> **Work instructions**: Tally each line where the word "JSON" occurs, then give only the total.
[start Data records]
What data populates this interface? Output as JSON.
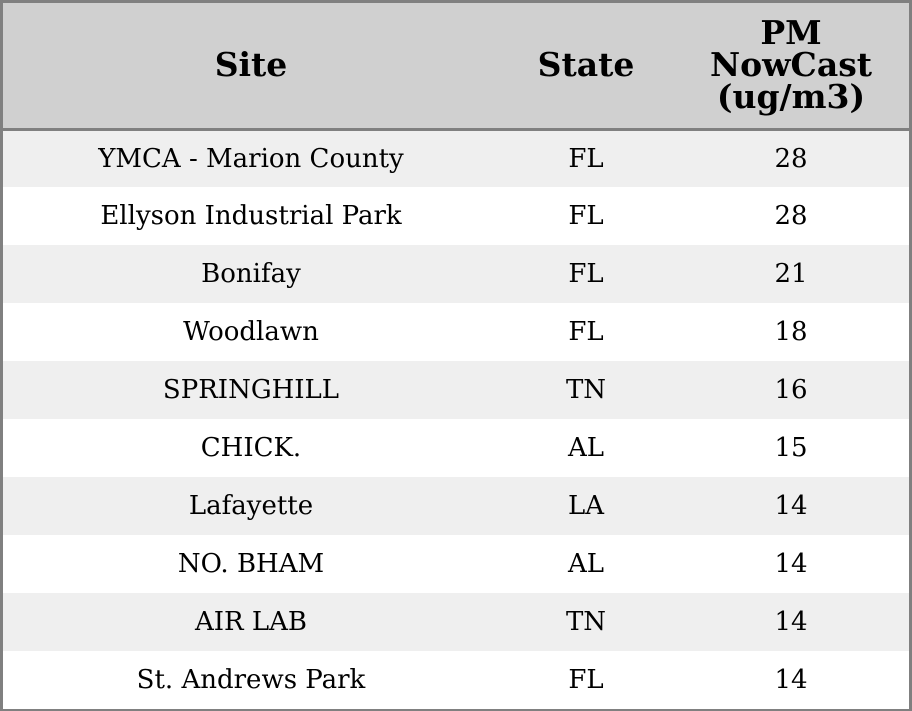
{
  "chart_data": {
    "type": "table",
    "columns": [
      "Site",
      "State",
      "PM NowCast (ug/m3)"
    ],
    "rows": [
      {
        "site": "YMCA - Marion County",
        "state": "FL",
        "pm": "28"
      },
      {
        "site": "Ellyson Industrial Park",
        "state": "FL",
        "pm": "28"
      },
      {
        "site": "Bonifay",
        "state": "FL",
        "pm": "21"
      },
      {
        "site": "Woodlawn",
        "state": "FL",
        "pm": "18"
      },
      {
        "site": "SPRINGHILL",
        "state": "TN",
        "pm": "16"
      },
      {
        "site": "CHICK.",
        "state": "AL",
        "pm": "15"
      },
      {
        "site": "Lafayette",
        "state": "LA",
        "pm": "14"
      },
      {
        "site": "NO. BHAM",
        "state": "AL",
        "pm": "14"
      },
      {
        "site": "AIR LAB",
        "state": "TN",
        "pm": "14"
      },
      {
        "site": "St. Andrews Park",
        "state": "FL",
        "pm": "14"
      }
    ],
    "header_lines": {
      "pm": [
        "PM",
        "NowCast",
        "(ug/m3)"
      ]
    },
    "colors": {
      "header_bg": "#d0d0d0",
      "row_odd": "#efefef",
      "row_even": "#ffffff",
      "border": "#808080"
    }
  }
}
[end Data records]
[start Data records]
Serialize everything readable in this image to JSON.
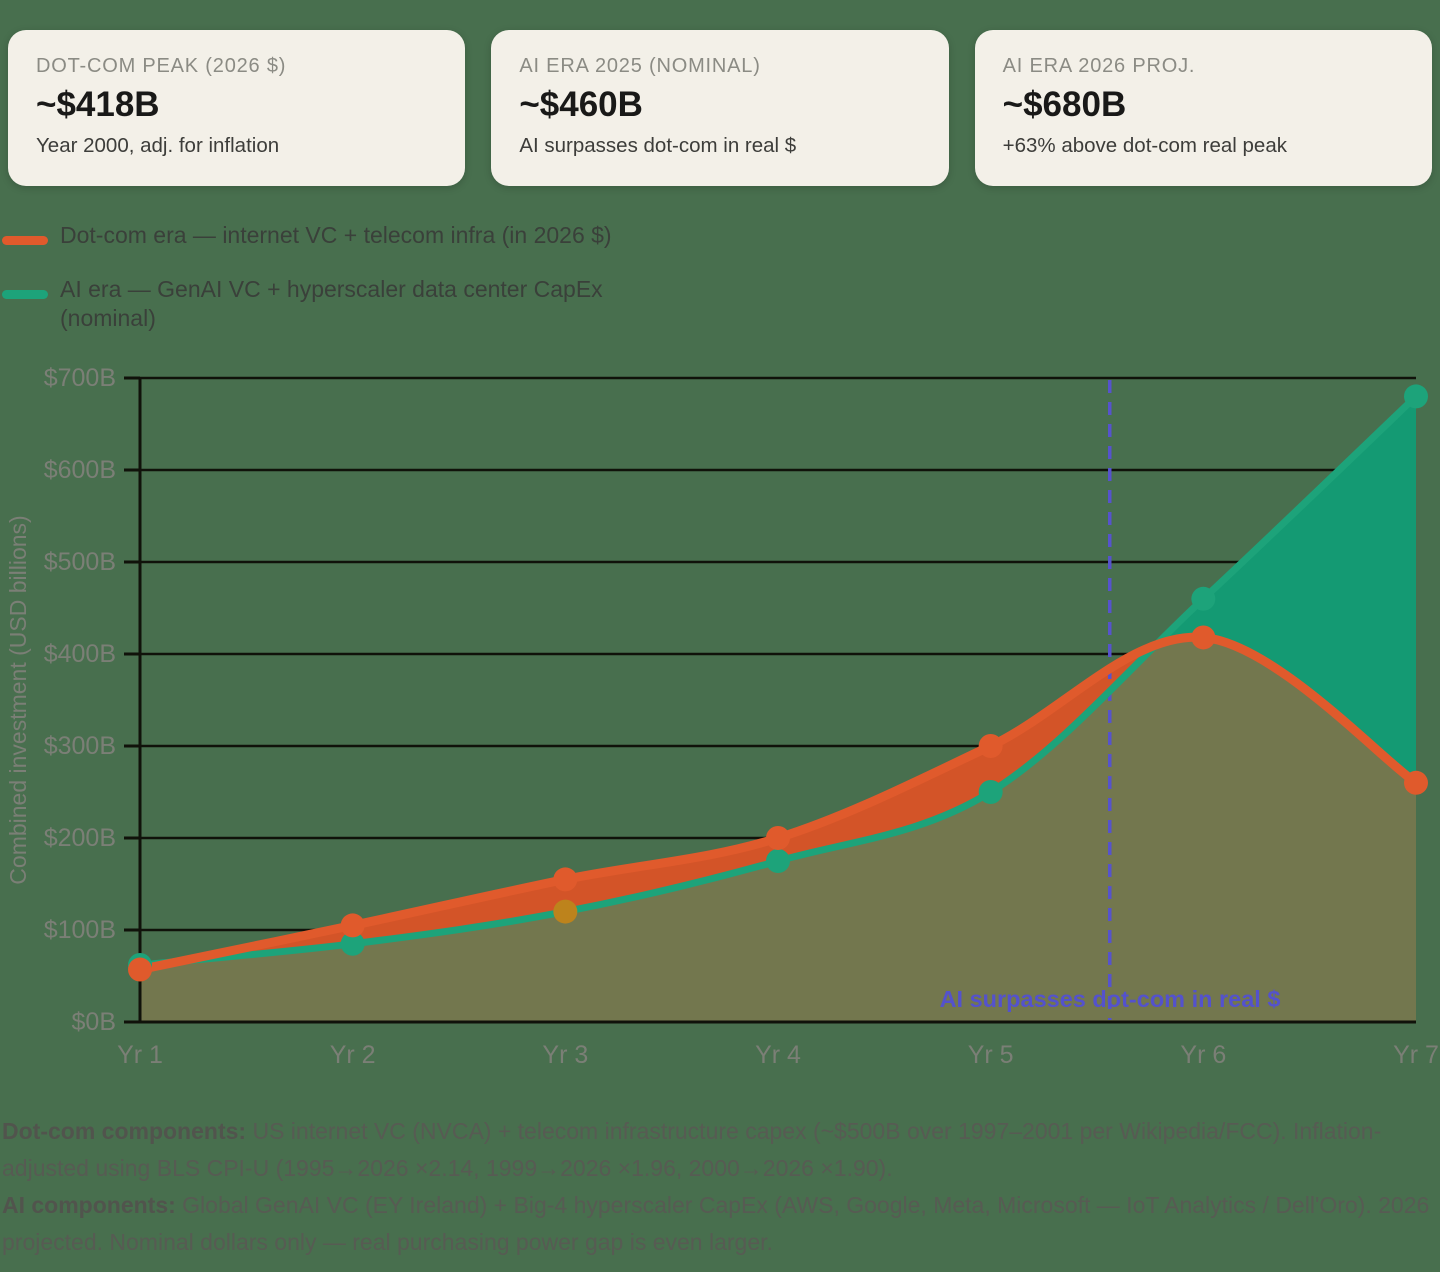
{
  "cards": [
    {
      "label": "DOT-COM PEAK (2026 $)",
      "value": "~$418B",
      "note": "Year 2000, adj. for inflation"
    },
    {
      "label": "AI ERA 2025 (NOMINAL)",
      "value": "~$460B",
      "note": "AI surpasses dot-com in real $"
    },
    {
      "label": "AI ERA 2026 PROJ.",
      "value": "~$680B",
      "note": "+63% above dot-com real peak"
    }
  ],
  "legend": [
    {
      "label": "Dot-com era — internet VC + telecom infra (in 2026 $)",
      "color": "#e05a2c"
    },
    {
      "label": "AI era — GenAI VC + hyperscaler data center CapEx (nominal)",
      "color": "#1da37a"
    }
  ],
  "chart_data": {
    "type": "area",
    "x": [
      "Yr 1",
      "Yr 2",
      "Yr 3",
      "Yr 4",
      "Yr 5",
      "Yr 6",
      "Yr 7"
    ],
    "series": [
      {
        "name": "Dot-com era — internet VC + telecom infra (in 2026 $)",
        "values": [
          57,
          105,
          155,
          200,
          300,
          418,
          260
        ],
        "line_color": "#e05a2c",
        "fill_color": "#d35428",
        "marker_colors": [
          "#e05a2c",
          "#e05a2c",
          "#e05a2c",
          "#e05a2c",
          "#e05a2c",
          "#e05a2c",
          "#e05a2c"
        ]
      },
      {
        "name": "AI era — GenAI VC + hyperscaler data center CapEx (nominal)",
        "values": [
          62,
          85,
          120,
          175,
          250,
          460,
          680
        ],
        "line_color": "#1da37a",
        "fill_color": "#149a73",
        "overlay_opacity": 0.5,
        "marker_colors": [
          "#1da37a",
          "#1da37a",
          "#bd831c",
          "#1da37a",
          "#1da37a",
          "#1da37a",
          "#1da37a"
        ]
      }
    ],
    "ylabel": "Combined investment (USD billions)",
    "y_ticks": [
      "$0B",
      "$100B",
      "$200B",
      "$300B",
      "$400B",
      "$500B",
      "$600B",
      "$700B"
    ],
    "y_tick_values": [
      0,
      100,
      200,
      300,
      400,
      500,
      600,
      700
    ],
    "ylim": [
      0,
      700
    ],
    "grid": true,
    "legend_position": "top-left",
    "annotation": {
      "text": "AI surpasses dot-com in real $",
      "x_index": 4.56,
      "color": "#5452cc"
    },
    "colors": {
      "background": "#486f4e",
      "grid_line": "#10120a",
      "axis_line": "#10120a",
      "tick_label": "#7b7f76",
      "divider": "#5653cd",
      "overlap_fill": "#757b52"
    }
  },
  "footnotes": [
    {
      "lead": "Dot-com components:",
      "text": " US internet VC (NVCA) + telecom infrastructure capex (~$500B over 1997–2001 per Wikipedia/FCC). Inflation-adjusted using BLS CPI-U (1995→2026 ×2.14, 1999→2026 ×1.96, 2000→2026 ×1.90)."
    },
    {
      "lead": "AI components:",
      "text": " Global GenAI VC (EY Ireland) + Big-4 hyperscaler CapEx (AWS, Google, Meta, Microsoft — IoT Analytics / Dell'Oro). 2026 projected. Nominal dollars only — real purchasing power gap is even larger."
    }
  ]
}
[end Data records]
> **Exercise answer**: 2